→ **Short problem**: Across the data below, how many lines hold "两栖动物"? Answer with that number and nothing else.

→ **Input**:
====

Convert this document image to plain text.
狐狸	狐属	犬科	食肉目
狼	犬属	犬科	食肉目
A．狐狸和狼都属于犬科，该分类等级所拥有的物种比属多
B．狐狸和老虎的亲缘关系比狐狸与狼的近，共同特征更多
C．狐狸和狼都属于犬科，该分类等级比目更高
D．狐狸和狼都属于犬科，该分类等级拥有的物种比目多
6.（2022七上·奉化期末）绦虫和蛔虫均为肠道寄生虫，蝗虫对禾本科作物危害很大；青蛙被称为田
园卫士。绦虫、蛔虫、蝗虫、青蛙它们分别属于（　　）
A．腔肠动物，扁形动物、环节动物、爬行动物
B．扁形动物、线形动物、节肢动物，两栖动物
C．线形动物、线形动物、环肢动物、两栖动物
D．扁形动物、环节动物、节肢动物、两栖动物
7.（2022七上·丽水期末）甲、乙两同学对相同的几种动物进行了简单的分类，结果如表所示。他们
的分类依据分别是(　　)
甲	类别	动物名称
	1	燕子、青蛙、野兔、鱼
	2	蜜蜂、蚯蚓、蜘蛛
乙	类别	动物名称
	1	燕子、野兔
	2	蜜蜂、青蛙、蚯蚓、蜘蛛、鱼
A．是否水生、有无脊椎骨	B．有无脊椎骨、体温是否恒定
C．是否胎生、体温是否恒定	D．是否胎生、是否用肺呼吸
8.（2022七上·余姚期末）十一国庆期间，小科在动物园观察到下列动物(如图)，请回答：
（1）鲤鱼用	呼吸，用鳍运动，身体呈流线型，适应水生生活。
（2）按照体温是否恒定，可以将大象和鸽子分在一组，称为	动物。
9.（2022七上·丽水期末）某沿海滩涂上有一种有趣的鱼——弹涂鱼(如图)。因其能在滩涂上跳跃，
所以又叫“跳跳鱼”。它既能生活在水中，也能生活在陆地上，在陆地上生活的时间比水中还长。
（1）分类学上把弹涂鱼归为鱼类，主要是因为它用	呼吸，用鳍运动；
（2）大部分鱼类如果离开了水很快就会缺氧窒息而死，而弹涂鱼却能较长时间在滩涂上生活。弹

====

→ **Reply**: 3